Task brief =
Your task is to copy every line of the entries that contains "description".

--- Start Extracted material ---

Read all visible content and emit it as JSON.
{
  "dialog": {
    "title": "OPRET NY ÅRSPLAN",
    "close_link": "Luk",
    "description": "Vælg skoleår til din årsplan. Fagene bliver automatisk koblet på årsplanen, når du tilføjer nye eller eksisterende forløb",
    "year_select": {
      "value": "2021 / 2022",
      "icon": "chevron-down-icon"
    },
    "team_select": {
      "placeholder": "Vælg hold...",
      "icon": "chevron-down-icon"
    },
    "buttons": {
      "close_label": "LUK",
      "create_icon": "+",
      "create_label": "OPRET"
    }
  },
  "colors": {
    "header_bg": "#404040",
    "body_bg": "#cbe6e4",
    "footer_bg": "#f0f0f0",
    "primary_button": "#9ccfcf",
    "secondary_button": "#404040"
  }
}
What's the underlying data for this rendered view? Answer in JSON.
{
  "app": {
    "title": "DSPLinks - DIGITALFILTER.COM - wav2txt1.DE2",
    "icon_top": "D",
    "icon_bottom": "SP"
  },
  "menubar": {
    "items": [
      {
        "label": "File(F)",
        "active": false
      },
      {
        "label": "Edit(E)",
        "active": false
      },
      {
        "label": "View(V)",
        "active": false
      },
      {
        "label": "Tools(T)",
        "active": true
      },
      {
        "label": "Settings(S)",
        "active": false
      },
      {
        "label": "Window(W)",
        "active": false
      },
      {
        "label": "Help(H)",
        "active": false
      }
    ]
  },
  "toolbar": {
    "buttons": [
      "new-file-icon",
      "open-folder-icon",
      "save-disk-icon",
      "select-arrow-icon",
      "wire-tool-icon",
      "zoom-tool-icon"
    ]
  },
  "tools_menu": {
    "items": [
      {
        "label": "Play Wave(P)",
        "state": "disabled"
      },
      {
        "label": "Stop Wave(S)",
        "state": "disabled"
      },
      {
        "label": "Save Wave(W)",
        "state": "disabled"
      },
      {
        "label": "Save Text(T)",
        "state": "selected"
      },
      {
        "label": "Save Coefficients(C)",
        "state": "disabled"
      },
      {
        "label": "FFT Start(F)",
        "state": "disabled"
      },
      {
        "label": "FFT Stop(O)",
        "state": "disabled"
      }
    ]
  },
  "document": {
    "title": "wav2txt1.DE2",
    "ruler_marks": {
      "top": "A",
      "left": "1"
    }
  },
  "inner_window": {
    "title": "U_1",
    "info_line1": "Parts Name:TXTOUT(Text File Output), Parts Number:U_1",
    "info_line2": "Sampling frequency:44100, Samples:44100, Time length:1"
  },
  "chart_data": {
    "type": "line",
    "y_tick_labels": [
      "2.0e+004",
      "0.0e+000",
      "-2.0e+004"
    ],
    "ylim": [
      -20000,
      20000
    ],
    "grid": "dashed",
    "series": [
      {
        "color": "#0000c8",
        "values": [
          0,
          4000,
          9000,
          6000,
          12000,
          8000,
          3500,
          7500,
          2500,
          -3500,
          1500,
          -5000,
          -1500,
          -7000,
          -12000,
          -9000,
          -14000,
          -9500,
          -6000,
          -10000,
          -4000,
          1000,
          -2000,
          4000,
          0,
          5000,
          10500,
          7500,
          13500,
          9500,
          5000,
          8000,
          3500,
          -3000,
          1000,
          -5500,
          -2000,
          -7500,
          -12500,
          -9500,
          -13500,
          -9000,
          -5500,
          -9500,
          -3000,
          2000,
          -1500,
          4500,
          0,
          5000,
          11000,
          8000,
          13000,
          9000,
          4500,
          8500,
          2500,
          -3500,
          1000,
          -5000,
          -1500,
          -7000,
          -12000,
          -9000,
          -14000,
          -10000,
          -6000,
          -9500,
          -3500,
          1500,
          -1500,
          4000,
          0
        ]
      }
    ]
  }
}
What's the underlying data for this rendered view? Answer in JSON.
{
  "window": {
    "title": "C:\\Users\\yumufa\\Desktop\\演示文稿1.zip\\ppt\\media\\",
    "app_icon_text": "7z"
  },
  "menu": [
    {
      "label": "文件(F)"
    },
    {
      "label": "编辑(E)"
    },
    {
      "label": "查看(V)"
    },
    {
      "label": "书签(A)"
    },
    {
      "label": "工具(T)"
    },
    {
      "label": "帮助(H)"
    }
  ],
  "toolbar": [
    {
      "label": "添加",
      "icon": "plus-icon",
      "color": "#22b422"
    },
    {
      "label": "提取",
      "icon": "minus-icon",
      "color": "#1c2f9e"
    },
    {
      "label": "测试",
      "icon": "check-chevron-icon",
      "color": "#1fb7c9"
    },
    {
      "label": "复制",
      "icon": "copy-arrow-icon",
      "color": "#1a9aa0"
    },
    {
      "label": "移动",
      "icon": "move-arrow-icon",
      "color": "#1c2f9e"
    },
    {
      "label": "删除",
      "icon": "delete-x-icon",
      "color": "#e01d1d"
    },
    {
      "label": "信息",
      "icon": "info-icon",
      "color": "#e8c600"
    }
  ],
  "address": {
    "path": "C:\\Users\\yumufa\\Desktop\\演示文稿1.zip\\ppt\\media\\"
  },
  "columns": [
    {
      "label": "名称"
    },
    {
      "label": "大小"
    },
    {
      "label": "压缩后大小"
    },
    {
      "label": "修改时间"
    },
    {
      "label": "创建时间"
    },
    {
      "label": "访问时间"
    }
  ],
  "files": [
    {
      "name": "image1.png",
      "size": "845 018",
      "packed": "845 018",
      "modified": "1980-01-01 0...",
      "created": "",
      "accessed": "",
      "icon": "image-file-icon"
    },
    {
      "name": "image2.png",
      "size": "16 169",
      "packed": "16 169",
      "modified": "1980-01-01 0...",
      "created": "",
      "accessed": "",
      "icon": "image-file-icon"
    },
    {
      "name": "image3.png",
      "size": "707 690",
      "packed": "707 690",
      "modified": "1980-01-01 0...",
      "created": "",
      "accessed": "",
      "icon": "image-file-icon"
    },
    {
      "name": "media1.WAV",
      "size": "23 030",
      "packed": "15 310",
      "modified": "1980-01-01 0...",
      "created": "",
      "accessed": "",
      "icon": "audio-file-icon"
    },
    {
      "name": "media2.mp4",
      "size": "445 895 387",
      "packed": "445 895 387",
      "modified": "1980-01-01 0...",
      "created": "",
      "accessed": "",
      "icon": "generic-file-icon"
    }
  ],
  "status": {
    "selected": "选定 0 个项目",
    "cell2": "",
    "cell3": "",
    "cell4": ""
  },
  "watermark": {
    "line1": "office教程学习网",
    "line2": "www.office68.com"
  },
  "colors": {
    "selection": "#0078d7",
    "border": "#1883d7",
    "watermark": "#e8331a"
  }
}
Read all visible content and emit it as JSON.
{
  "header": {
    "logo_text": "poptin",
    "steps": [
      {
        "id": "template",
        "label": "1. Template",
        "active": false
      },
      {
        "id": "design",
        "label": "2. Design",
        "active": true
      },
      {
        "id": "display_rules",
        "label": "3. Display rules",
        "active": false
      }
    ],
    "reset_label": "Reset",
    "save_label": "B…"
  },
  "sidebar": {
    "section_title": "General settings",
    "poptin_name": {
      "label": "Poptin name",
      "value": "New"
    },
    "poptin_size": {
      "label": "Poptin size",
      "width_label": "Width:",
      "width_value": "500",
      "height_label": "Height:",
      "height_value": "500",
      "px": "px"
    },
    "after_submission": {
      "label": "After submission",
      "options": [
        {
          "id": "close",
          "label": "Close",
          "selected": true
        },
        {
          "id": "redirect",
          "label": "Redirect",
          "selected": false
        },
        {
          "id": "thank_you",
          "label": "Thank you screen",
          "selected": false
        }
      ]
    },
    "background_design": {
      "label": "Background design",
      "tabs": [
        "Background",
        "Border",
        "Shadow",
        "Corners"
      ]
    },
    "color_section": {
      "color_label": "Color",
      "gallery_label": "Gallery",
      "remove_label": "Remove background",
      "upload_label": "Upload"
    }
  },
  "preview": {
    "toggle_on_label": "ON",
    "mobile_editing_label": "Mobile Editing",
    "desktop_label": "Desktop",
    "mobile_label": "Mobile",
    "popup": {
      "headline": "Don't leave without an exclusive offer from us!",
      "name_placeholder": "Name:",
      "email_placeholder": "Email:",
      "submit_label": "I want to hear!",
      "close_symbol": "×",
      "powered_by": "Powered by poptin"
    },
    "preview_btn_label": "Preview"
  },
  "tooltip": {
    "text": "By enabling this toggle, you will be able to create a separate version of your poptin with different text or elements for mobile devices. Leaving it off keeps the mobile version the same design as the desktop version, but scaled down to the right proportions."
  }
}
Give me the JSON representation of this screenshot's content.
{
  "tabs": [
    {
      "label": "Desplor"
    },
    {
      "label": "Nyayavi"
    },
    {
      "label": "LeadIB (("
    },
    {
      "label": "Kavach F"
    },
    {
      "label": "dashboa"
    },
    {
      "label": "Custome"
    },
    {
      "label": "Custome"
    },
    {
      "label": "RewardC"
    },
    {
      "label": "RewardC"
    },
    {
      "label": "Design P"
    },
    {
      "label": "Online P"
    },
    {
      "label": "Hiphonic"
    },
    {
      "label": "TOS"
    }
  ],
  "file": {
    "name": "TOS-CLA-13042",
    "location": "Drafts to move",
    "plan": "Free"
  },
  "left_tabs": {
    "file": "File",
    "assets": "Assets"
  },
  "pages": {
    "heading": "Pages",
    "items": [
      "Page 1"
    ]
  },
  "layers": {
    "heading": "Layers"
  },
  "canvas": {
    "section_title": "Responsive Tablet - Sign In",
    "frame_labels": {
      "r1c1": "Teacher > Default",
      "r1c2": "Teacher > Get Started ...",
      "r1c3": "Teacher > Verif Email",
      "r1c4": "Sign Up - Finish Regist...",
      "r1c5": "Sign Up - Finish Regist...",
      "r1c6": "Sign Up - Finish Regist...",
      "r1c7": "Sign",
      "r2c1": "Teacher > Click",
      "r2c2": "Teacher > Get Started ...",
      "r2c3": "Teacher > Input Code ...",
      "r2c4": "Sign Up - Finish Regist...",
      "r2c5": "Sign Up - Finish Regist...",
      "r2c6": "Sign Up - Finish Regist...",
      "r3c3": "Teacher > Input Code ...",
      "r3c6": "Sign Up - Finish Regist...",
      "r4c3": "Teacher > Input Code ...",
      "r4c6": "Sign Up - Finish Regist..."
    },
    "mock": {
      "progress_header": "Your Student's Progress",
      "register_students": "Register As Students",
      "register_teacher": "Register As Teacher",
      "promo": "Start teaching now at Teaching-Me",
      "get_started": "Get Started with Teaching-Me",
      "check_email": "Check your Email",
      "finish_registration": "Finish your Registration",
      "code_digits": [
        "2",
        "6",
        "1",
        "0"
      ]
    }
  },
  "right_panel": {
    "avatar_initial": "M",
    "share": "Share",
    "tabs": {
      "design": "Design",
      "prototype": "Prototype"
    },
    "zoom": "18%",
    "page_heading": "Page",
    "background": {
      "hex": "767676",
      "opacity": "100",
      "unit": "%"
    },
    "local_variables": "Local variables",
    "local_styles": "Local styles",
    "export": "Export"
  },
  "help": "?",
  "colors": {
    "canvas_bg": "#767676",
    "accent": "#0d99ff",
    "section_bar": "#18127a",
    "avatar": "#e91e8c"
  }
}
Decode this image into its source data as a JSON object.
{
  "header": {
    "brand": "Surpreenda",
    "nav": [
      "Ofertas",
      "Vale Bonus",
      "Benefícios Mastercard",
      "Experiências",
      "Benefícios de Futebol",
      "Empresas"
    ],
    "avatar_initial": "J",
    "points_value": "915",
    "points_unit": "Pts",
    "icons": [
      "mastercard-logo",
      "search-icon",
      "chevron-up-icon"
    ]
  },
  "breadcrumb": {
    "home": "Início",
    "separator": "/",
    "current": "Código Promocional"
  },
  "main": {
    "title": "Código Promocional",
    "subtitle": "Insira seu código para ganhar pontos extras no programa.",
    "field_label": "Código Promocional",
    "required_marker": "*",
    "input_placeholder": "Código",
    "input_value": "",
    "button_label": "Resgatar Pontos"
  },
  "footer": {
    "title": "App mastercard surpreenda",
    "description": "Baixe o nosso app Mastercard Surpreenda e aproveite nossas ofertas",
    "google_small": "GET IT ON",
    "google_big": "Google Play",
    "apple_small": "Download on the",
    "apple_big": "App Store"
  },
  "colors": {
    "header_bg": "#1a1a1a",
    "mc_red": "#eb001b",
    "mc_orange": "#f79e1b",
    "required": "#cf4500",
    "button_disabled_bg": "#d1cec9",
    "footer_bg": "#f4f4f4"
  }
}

--- End Extracted material ---

The solution =
    "description": "Vælg skoleår til din årsplan. Fagene bliver automatisk koblet på årsplanen, når du tilføjer nye eller eksisterende forløb",
    "description": "Baixe o nosso app Mastercard Surpreenda e aproveite nossas ofertas",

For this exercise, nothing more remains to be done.